> Working data
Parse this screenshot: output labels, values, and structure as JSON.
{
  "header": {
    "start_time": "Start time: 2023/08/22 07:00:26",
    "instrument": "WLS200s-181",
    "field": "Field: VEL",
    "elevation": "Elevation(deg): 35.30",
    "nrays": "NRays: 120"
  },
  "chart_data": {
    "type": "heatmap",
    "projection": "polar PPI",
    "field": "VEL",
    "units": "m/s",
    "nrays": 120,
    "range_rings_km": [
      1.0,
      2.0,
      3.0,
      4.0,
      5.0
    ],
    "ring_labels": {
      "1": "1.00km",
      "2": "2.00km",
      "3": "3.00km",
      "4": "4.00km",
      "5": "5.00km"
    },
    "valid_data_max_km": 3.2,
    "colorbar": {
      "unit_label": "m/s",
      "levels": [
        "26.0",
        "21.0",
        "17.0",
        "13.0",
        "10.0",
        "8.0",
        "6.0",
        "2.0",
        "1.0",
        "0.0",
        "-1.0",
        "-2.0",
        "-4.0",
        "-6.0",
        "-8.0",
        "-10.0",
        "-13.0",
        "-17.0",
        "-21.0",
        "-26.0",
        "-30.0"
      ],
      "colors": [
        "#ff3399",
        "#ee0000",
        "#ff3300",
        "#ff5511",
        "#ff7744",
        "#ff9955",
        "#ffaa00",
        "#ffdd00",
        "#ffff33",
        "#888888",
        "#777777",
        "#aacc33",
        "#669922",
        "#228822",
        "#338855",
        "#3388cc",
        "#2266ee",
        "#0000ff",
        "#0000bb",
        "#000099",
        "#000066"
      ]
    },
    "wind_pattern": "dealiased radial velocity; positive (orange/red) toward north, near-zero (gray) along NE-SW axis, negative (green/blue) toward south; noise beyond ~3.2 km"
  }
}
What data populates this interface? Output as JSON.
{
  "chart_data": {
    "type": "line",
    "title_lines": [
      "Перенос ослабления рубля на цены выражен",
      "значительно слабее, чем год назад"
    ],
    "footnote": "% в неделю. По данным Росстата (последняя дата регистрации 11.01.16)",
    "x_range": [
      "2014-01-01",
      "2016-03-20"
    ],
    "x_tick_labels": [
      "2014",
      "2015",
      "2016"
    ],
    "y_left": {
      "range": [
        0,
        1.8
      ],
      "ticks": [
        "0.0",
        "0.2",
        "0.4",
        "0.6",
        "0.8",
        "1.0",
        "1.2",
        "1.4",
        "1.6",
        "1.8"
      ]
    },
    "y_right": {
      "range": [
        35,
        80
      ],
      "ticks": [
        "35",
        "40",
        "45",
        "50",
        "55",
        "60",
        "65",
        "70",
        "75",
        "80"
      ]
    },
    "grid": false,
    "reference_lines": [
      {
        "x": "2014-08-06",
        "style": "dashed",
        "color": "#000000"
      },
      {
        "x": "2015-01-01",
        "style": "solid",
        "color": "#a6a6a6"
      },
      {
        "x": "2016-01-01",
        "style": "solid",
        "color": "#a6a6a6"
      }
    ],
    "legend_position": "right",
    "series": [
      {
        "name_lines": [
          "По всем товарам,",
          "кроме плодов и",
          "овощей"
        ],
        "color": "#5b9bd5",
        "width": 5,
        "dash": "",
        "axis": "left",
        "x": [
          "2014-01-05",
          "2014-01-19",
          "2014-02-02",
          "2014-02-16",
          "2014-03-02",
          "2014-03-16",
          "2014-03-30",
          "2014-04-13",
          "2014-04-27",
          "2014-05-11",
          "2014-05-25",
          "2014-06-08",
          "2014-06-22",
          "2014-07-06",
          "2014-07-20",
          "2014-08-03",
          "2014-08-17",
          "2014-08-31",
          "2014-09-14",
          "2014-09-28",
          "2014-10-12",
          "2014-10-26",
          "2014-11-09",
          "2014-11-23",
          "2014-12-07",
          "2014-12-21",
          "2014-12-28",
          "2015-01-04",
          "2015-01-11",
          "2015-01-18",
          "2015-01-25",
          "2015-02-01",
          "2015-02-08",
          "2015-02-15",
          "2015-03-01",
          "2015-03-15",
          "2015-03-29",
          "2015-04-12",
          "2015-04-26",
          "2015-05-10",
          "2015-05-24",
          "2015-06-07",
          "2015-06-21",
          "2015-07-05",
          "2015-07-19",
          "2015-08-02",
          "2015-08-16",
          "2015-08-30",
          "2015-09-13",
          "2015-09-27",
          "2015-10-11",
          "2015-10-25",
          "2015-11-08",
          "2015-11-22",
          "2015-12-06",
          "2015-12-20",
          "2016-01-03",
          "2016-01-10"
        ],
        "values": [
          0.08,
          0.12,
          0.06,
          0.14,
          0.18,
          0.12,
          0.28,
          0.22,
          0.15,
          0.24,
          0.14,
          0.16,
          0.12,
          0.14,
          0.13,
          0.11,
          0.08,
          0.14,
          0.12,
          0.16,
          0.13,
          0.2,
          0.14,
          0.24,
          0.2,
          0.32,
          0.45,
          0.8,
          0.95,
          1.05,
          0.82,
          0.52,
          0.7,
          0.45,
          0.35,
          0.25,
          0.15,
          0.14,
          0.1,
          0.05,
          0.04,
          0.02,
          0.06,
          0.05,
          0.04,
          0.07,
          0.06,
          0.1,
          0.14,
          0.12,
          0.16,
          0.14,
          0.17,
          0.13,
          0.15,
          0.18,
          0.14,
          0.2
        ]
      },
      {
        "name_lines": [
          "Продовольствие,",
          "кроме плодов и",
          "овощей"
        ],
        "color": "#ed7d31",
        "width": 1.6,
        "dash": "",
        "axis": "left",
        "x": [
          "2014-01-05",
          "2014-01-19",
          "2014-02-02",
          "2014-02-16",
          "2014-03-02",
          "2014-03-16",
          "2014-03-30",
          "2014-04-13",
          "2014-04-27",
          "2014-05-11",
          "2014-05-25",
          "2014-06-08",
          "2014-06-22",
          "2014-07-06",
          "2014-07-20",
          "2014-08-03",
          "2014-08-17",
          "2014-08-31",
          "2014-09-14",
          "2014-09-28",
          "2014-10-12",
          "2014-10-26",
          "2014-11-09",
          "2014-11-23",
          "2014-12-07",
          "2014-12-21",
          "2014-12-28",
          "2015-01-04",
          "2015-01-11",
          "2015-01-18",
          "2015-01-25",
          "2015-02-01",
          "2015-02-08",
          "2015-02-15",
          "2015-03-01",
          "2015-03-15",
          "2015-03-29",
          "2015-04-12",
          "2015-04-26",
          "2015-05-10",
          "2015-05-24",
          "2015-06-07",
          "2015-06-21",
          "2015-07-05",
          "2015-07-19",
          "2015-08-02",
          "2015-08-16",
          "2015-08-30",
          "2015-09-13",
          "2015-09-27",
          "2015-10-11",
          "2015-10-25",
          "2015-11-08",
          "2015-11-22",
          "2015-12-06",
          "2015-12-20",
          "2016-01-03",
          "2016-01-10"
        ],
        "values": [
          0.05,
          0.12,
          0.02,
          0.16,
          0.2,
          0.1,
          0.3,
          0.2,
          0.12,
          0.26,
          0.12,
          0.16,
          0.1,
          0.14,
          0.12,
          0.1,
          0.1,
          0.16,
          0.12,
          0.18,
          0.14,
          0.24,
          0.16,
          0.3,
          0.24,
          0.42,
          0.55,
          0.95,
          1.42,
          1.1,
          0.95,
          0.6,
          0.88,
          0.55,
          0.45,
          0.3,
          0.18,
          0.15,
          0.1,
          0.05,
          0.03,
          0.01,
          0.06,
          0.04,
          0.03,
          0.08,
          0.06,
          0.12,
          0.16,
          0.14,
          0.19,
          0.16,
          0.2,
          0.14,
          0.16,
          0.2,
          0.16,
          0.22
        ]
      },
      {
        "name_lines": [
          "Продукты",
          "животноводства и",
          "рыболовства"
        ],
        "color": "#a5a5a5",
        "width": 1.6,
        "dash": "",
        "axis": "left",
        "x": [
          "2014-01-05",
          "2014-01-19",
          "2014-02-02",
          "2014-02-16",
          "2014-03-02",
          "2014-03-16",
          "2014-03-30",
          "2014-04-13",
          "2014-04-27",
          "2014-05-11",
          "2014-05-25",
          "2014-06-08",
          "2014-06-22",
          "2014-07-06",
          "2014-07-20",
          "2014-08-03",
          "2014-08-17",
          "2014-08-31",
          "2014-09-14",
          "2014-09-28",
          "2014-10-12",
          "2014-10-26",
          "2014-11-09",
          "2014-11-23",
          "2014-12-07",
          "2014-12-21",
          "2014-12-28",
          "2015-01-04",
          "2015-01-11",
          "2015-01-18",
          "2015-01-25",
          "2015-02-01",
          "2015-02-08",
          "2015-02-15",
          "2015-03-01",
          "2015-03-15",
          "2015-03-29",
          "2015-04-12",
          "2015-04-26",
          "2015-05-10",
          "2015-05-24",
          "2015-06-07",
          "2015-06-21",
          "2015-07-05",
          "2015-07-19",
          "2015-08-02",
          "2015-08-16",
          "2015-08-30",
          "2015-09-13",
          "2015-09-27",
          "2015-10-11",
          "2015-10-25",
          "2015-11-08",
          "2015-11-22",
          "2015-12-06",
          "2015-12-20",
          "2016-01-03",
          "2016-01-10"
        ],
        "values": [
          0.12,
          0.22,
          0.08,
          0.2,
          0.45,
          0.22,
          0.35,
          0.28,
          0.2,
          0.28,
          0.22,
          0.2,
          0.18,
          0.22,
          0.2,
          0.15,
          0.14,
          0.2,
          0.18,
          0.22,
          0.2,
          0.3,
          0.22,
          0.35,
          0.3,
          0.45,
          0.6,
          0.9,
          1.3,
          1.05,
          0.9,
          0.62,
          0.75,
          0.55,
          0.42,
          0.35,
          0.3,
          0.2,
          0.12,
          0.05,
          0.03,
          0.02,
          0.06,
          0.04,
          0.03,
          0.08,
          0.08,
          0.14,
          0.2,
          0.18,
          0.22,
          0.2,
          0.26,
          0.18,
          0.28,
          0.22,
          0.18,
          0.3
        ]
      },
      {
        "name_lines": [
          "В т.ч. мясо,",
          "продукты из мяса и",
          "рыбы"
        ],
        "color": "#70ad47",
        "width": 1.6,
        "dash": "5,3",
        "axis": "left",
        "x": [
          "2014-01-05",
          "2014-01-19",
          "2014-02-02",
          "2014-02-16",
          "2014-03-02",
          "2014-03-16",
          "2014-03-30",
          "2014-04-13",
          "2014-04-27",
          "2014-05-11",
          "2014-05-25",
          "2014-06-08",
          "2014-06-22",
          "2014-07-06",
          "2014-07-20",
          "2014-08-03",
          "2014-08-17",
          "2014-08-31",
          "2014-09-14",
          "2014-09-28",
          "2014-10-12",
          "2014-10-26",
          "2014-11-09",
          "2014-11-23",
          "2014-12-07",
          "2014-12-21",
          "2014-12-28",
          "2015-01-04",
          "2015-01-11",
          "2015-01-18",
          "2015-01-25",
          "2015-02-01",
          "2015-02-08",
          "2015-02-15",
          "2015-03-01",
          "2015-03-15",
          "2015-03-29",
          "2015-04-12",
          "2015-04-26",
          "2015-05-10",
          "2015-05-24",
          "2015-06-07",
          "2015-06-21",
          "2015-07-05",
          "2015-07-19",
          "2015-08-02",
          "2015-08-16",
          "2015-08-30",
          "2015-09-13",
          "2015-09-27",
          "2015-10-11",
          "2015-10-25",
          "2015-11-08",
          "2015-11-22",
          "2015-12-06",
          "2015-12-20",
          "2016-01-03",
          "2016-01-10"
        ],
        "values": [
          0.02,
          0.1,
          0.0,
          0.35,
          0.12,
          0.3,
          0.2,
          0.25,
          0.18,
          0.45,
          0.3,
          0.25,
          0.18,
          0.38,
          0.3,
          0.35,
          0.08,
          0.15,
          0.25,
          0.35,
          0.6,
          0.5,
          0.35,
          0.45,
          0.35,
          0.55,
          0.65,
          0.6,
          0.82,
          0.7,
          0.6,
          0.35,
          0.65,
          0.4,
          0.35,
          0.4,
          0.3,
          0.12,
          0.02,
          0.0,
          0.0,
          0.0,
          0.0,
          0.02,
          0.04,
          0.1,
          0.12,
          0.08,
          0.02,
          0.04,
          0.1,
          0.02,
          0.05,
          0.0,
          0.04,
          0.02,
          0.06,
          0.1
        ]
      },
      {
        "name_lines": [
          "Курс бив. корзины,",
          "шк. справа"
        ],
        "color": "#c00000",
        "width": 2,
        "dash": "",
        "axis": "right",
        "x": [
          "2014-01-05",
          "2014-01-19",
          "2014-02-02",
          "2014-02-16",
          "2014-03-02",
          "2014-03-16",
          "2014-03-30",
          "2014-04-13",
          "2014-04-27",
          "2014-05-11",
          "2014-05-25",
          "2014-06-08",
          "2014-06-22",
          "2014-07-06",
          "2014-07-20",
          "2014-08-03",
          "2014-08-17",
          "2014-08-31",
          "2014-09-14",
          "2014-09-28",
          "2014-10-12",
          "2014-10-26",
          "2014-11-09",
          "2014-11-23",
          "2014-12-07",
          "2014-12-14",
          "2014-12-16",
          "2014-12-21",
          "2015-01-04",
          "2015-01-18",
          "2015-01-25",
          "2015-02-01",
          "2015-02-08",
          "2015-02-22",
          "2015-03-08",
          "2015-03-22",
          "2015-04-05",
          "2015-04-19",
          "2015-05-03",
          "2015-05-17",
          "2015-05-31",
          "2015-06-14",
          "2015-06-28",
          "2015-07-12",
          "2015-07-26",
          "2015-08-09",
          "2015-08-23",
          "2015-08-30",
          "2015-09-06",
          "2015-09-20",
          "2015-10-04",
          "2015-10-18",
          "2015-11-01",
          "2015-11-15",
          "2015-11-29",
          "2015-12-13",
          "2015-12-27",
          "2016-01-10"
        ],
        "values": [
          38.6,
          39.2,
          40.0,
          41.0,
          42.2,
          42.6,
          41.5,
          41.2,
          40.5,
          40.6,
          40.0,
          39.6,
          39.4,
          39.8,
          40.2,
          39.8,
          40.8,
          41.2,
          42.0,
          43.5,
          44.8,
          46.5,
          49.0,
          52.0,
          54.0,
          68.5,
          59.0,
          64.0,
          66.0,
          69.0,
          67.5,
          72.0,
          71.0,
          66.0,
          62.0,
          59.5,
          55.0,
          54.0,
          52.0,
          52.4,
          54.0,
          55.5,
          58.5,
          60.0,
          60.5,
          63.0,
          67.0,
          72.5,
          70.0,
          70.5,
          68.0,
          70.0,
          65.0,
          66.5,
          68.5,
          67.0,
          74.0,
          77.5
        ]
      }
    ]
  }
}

> Exercise aim
Select and copy every line of the material that holds the string "JSON".

> The response
Parse this screenshot: output labels, values, and structure as JSON.
What data populates this interface? Output as JSON.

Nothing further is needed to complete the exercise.